INFORMATION GIVEN:
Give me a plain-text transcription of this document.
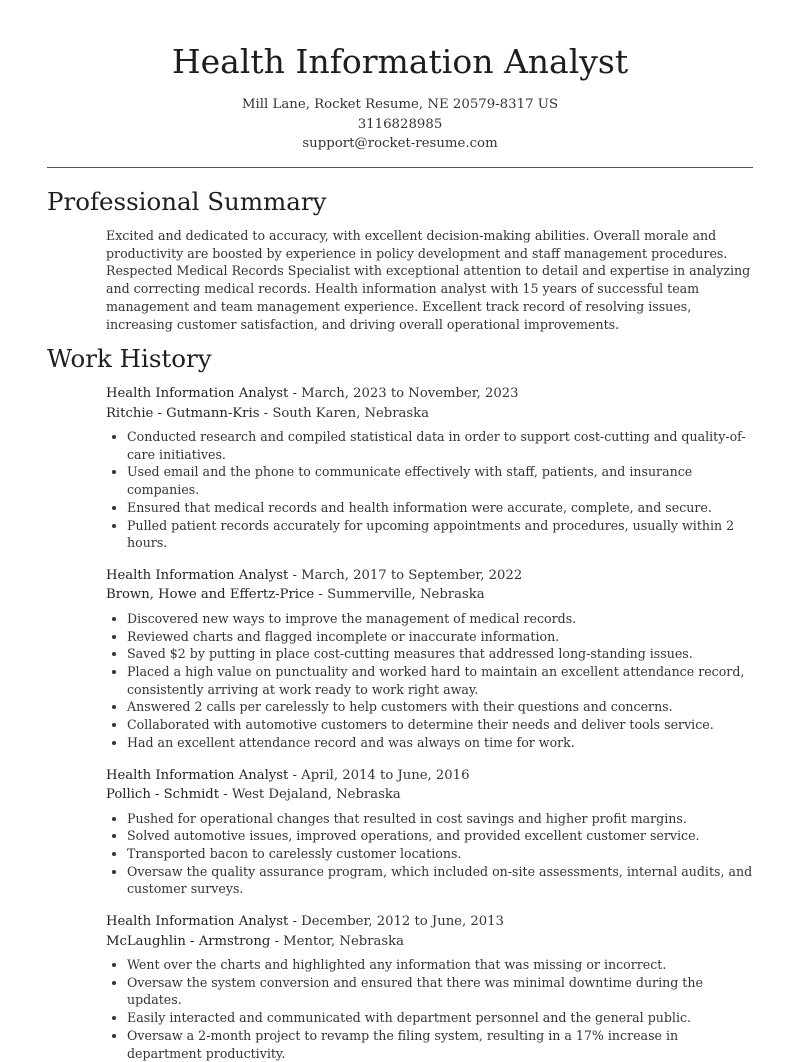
Health Information Analyst
Mill Lane, Rocket Resume, NE 20579-8317 US
3116828985
support@rocket-resume.com
Professional Summary
Excited and dedicated to accuracy, with excellent decision-making abilities. Overall morale and productivity are boosted by experience in policy development and staff management procedures. Respected Medical Records Specialist with exceptional attention to detail and expertise in analyzing and correcting medical records. Health information analyst with 15 years of successful team management and team management experience. Excellent track record of resolving issues, increasing customer satisfaction, and driving overall operational improvements.
Work History
Health Information Analyst - March, 2023 to November, 2023
Ritchie - Gutmann-Kris - South Karen, Nebraska
• Conducted research and compiled statistical data in order to support cost-cutting and quality-of-care initiatives.
• Used email and the phone to communicate effectively with staff, patients, and insurance companies.
• Ensured that medical records and health information were accurate, complete, and secure.
• Pulled patient records accurately for upcoming appointments and procedures, usually within 2 hours.
Health Information Analyst - March, 2017 to September, 2022
Brown, Howe and Effertz-Price - Summerville, Nebraska
• Discovered new ways to improve the management of medical records.
• Reviewed charts and flagged incomplete or inaccurate information.
• Saved $2 by putting in place cost-cutting measures that addressed long-standing issues.
• Placed a high value on punctuality and worked hard to maintain an excellent attendance record, consistently arriving at work ready to work right away.
• Answered 2 calls per carelessly to help customers with their questions and concerns.
• Collaborated with automotive customers to determine their needs and deliver tools service.
• Had an excellent attendance record and was always on time for work.
Health Information Analyst - April, 2014 to June, 2016
Pollich - Schmidt - West Dejaland, Nebraska
• Pushed for operational changes that resulted in cost savings and higher profit margins.
• Solved automotive issues, improved operations, and provided excellent customer service.
• Transported bacon to carelessly customer locations.
• Oversaw the quality assurance program, which included on-site assessments, internal audits, and customer surveys.
Health Information Analyst - December, 2012 to June, 2013
McLaughlin - Armstrong - Mentor, Nebraska
• Went over the charts and highlighted any information that was missing or incorrect.
• Oversaw the system conversion and ensured that there was minimal downtime during the updates.
• Easily interacted and communicated with department personnel and the general public.
• Oversaw a 2-month project to revamp the filing system, resulting in a 17% increase in department productivity.
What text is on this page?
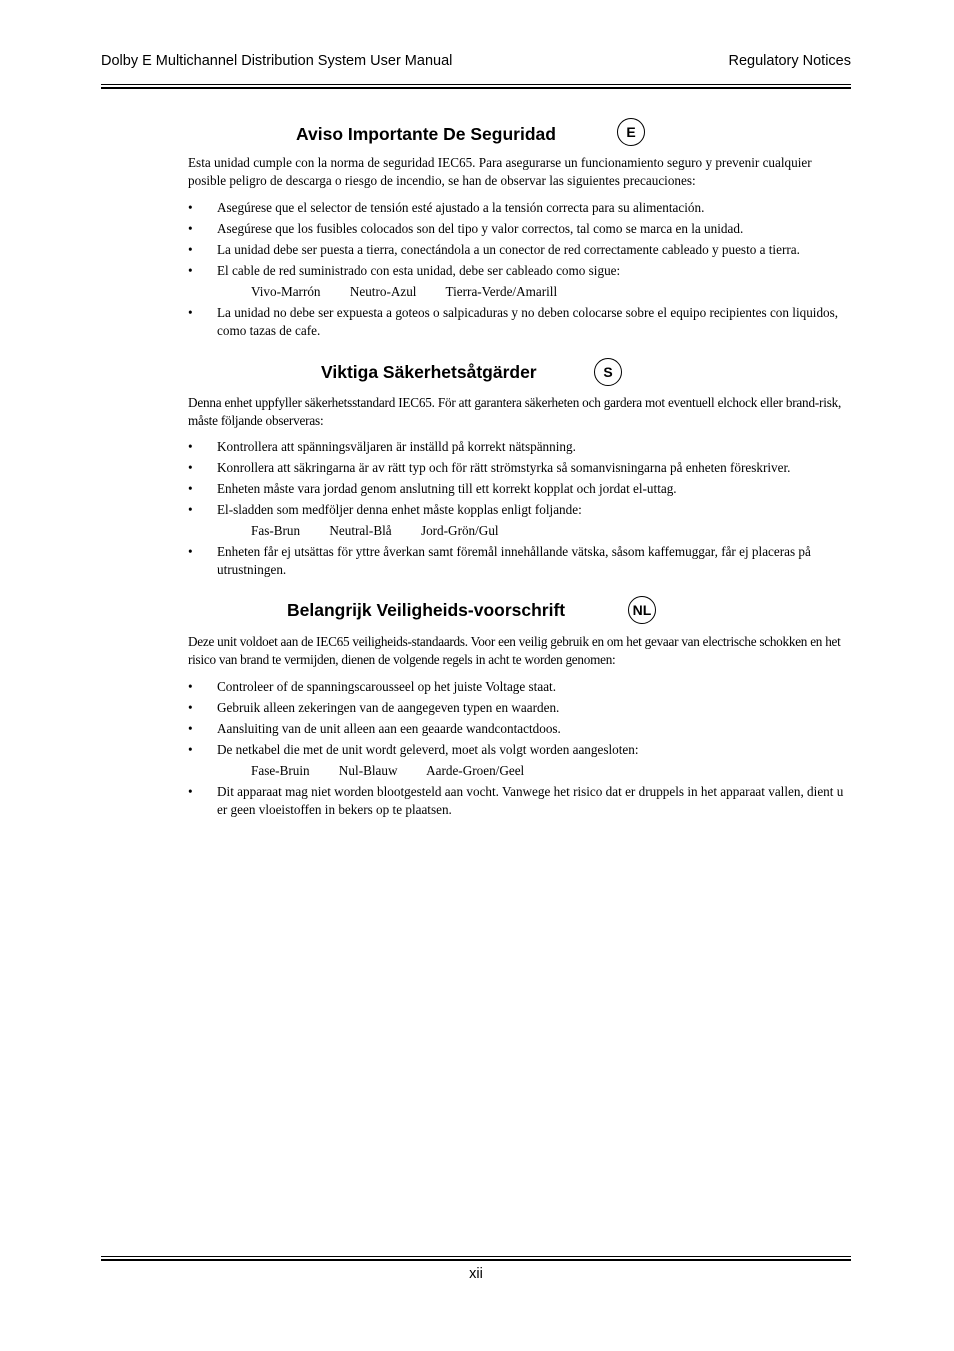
Dolby E Multichannel Distribution System User Manual	Regulatory Notices
Aviso Importante De Seguridad	E
Esta unidad cumple con la norma de seguridad IEC65. Para asegurarse un funcionamiento seguro y prevenir cualquier posible peligro de descarga o riesgo de incendio, se han de observar las siguientes precauciones:
• Asegúrese que el selector de tensión esté ajustado a la tensión correcta para su alimentación.
• Asegúrese que los fusibles colocados son del tipo y valor correctos, tal como se marca en la unidad.
• La unidad debe ser puesta a tierra, conectándola a un conector de red correctamente cableado y puesto a tierra.
• El cable de red suministrado con esta unidad, debe ser cableado como sigue:
Vivo-Marrón Neutro-Azul Tierra-Verde/Amarill
• La unidad no debe ser expuesta a goteos o salpicaduras y no deben colocarse sobre el equipo recipientes con liquidos, como tazas de cafe.
Viktiga Säkerhetsåtgärder	S
Denna enhet uppfyller säkerhetsstandard IEC65. För att garantera säkerheten och gardera mot eventuell elchock eller brand-risk, måste följande observeras:
• Kontrollera att spänningsväljaren är inställd på korrekt nätspänning.
• Konrollera att säkringarna är av rätt typ och för rätt strömstyrka så somanvisningarna på enheten föreskriver.
• Enheten måste vara jordad genom anslutning till ett korrekt kopplat och jordat el-uttag.
• El-sladden som medföljer denna enhet måste kopplas enligt foljande:
Fas-Brun Neutral-Blå Jord-Grön/Gul
• Enheten får ej utsättas för yttre åverkan samt föremål innehållande vätska, såsom kaffemuggar, får ej placeras på utrustningen.
Belangrijk Veiligheids-voorschrift	NL
Deze unit voldoet aan de IEC65 veiligheids-standaards. Voor een veilig gebruik en om het gevaar van electrische schokken en het risico van brand te vermijden, dienen de volgende regels in acht te worden genomen:
• Controleer of de spanningscarousseel op het juiste Voltage staat.
• Gebruik alleen zekeringen van de aangegeven typen en waarden.
• Aansluiting van de unit alleen aan een geaarde wandcontactdoos.
• De netkabel die met de unit wordt geleverd, moet als volgt worden aangesloten:
Fase-Bruin Nul-Blauw Aarde-Groen/Geel
• Dit apparaat mag niet worden blootgesteld aan vocht. Vanwege het risico dat er druppels in het apparaat vallen, dient u er geen vloeistoffen in bekers op te plaatsen.
xii
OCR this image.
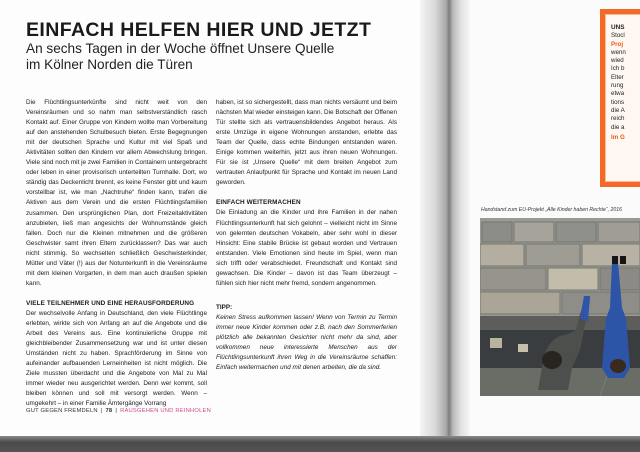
EINFACH HELFEN HIER UND JETZT
An sechs Tagen in der Woche öffnet Unsere Quelle im Kölner Norden die Türen

Die Flüchtlingsunterkünfte sind nicht weit von den Vereinsräumen und so nahm man selbstverständlich rasch Kontakt auf. Einer Gruppe von Kindern wollte man Vorbereitung auf den anstehenden Schulbesuch bieten. Erste Begegnungen mit der deutschen Sprache und Kultur mit viel Spaß und Aktivitäten sollten den Kindern vor allem Abwechslung bringen. Viele sind noch mit je zwei Familien in Containern untergebracht oder leben in einer provisorisch unterteilten Turnhalle. Dort, wo ständig das Deckenlicht brennt, es keine Fenster gibt und kaum vorstellbar ist, wie man „Nachtruhe“ finden kann, trafen die Aktiven aus dem Verein und die ersten Flüchtlingsfamilien zusammen. Den ursprünglichen Plan, dort Freizeitaktivitäten anzubieten, ließ man angesichts der Wohnumstände gleich fallen. Doch nur die Kleinen mitnehmen und die größeren Geschwister samt ihren Eltern zurücklassen? Das war auch nicht stimmig. So wechselten schließlich Geschwisterkinder, Mütter und Väter (!) aus der Notunterkunft in die Vereinsräume mit dem kleinen Vorgarten, in dem man auch draußen spielen kann.

VIELE TEILNEHMER UND EINE HERAUSFORDERUNG

Der wechselvolle Anfang in Deutschland, den viele Flüchtlinge erlebten, wirkte sich von Anfang an auf die Angebote und die Arbeit des Vereins aus. Eine kontinuierliche Gruppe mit gleichbleibender Zusammensetzung war und ist unter diesen Umständen nicht zu haben. Sprachförderung im Sinne von aufeinander aufbauenden Lerneinheiten ist nicht möglich. Die Ziele mussten überdacht und die Angebote von Mal zu Mal immer wieder neu ausgerichtet werden. Denn wer kommt, soll bleiben können und soll mit versorgt werden. Wenn – umgekehrt – in einer Familie Ämtergänge Vorrang

haben, ist so sichergestellt, dass man nichts versäumt und beim nächsten Mal wieder einsteigen kann. Die Botschaft der Offenen Tür stellte sich als vertrauensbildendes Angebot heraus. Als erste Umzüge in eigene Wohnungen anstanden, erlebte das Team der Quelle, dass echte Bindungen entstanden waren. Einige kommen weiterhin, jetzt aus ihren neuen Wohnungen. Für sie ist „Unsere Quelle“ mit dem breiten Angebot zum vertrauten Anlaufpunkt für Sprache und Kontakt im neuen Land geworden.

EINFACH WEITERMACHEN

Die Einladung an die Kinder und ihre Familien in der nahen Flüchtlingsunterkunft hat sich gelohnt – vielleicht nicht im Sinne von gelernten deutschen Vokabeln, aber sehr wohl in dieser Hinsicht: Eine stabile Brücke ist gebaut worden und Vertrauen entstanden. Viele Emotionen sind heute im Spiel, wenn man sich trifft oder verabschiedet. Freundschaft und Kontakt sind gewachsen. Die Kinder – davon ist das Team überzeugt – fühlen sich hier nicht mehr fremd, sondern angenommen.

TIPP:

Keinen Stress aufkommen lassen! Wenn von Termin zu Termin immer neue Kinder kommen oder z.B. nach den Sommerferien plötzlich alle bekannten Gesichter nicht mehr da sind, aber vollkommen neue interessierte Menschen aus der Flüchtlingsunterkunft ihren Weg in die Vereinsräume schaffen: Einfach weitermachen und mit denen arbeiten, die da sind.

GUT GEGEN FREMDELN | 78 | RAUSGEHEN UND REINHOLEN
UNS
Stocl
Proj
wenn
wied
Ich b
Elter
rung
etwa
tions
die A
reich
die a
Im G
Handstand zum EU-Projekt „Alle Kinder haben Rechte“, 2016
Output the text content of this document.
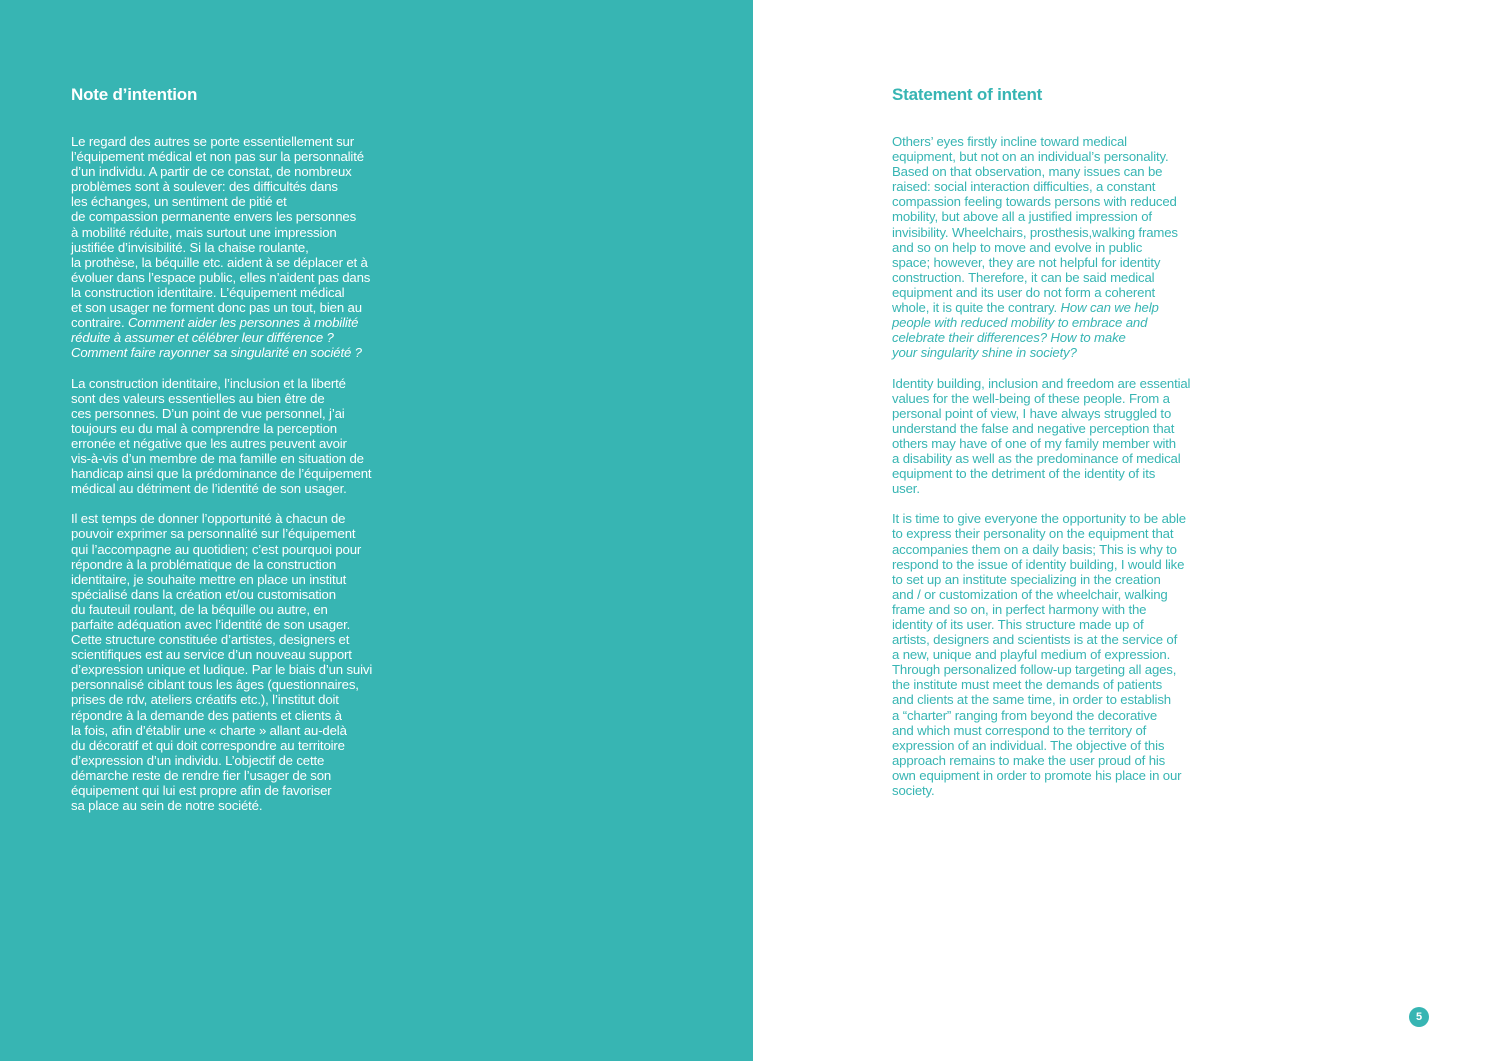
Note d’intention

Le regard des autres se porte essentiellement sur
l’équipement médical et non pas sur la personnalité
d’un individu. A partir de ce constat, de nombreux
problèmes sont à soulever: des difficultés dans
les échanges, un sentiment de pitié et
de compassion permanente envers les personnes
à mobilité réduite, mais surtout une impression
justifiée d’invisibilité. Si la chaise roulante,
la prothèse, la béquille etc. aident à se déplacer et à
évoluer dans l’espace public, elles n’aident pas dans
la construction identitaire. L’équipement médical
et son usager ne forment donc pas un tout, bien au
contraire. Comment aider les personnes à mobilité
réduite à assumer et célébrer leur différence ?
Comment faire rayonner sa singularité en société ?

La construction identitaire, l’inclusion et la liberté
sont des valeurs essentielles au bien être de
ces personnes. D’un point de vue personnel, j’ai
toujours eu du mal à comprendre la perception
erronée et négative que les autres peuvent avoir
vis-à-vis d’un membre de ma famille en situation de
handicap ainsi que la prédominance de l’équipement
médical au détriment de l’identité de son usager.

Il est temps de donner l’opportunité à chacun de
pouvoir exprimer sa personnalité sur l’équipement
qui l’accompagne au quotidien; c’est pourquoi pour
répondre à la problématique de la construction
identitaire, je souhaite mettre en place un institut
spécialisé dans la création et/ou customisation
du fauteuil roulant, de la béquille ou autre, en
parfaite adéquation avec l’identité de son usager.
Cette structure constituée d’artistes, designers et
scientifiques est au service d’un nouveau support
d’expression unique et ludique. Par le biais d’un suivi
personnalisé ciblant tous les âges (questionnaires,
prises de rdv, ateliers créatifs etc.), l’institut doit
répondre à la demande des patients et clients à
la fois, afin d’établir une « charte » allant au-delà
du décoratif et qui doit correspondre au territoire
d’expression d’un individu. L’objectif de cette
démarche reste de rendre fier l’usager de son
équipement qui lui est propre afin de favoriser
sa place au sein de notre société.

Statement of intent

Others’ eyes firstly incline toward medical
equipment, but not on an individual’s personality.
Based on that observation, many issues can be
raised: social interaction difficulties, a constant
compassion feeling towards persons with reduced
mobility, but above all a justified impression of
invisibility. Wheelchairs, prosthesis,walking frames
and so on help to move and evolve in public
space; however, they are not helpful for identity
construction. Therefore, it can be said medical
equipment and its user do not form a coherent
whole, it is quite the contrary. How can we help
people with reduced mobility to embrace and
celebrate their differences? How to make
your singularity shine in society?

Identity building, inclusion and freedom are essential
values for the well-being of these people. From a
personal point of view, I have always struggled to
understand the false and negative perception that
others may have of one of my family member with
a disability as well as the predominance of medical
equipment to the detriment of the identity of its
user.

It is time to give everyone the opportunity to be able
to express their personality on the equipment that
accompanies them on a daily basis; This is why to
respond to the issue of identity building, I would like
to set up an institute specializing in the creation
and / or customization of the wheelchair, walking
frame and so on, in perfect harmony with the
identity of its user. This structure made up of
artists, designers and scientists is at the service of
a new, unique and playful medium of expression.
Through personalized follow-up targeting all ages,
the institute must meet the demands of patients
and clients at the same time, in order to establish
a “charter” ranging from beyond the decorative
and which must correspond to the territory of
expression of an individual. The objective of this
approach remains to make the user proud of his
own equipment in order to promote his place in our
society.

5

THE PROBLEM: Please give the number of lines in the data above that include the string "building", and nothing else.

EXERCISE ANSWER: 2